[Extracted data entries]
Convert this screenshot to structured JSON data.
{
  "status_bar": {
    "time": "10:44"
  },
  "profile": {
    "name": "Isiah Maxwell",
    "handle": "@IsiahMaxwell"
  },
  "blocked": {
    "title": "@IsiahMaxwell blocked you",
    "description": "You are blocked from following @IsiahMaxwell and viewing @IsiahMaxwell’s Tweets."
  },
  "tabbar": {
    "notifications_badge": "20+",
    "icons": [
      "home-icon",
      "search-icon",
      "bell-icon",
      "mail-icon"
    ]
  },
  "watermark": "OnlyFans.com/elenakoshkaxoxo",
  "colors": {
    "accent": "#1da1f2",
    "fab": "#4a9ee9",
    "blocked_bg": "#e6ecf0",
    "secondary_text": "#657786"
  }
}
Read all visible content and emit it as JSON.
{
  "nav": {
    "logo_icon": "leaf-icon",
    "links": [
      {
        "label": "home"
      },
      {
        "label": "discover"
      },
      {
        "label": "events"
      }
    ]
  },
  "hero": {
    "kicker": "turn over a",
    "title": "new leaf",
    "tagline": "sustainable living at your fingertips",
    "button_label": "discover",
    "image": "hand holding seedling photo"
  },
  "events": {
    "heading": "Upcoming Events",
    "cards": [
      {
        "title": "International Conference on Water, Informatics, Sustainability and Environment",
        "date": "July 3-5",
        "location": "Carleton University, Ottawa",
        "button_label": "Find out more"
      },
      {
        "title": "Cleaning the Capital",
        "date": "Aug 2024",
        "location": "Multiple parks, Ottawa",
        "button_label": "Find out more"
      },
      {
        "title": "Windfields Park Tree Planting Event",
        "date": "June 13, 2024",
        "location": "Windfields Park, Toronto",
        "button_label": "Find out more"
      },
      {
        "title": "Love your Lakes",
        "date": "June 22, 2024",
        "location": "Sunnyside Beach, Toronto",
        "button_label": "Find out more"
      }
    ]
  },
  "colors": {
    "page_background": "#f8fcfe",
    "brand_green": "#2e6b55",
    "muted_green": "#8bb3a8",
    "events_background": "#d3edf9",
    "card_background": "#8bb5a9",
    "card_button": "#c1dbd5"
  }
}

==

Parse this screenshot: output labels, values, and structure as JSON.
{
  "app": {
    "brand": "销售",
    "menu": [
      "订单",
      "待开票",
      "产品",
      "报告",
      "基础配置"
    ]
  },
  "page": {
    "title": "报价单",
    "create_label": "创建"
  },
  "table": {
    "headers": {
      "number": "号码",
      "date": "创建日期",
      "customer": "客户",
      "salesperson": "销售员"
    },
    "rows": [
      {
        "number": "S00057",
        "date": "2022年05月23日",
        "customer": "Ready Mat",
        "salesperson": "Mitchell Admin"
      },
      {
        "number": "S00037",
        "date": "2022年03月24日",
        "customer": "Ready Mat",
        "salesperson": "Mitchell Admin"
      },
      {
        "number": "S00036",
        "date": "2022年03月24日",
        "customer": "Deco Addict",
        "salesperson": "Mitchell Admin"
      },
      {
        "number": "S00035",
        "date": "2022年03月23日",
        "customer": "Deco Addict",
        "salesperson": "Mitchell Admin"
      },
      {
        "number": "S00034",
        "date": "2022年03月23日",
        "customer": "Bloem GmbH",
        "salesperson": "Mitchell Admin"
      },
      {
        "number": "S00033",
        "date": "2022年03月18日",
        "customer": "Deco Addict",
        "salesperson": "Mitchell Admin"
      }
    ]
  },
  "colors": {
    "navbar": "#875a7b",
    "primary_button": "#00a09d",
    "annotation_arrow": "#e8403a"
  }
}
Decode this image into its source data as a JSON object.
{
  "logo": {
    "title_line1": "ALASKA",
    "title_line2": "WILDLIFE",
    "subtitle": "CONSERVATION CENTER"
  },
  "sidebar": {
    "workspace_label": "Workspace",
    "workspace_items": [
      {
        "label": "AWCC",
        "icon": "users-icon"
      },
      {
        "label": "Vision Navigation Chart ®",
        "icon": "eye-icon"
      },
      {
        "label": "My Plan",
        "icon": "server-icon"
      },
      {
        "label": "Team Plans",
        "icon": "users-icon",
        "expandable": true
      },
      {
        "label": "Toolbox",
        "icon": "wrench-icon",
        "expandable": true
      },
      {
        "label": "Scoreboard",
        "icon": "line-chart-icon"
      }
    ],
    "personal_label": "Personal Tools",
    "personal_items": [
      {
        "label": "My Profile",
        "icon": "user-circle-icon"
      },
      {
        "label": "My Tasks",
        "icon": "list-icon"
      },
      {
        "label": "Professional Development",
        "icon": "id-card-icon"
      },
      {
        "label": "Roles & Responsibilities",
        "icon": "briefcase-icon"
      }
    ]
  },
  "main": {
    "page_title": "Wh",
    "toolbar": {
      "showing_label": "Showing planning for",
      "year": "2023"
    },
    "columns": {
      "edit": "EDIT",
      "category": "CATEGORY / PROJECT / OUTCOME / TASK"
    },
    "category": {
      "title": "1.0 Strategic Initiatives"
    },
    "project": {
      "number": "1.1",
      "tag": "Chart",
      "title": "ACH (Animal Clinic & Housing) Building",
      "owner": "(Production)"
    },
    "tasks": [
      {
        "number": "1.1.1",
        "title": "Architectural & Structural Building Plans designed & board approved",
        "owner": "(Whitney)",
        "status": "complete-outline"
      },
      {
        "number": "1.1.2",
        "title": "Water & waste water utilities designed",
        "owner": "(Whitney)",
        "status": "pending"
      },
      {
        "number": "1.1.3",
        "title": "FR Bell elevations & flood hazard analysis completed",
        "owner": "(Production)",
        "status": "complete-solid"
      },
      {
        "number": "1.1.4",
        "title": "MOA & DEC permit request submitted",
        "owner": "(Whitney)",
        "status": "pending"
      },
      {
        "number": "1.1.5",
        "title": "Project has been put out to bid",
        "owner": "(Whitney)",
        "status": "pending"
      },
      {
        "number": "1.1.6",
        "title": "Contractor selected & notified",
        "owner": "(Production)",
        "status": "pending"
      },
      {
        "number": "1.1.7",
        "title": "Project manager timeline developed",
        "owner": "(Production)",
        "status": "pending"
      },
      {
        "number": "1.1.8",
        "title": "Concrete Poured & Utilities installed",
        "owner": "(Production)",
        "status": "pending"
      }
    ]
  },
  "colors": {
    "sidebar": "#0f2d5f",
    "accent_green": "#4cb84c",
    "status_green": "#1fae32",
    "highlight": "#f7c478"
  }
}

### [GOAL]
Gather and copy every line of the data in which the string "your" is found.

### [FINAL ANSWER]
    "tagline": "sustainable living at your fingertips",
        "title": "Love your Lakes",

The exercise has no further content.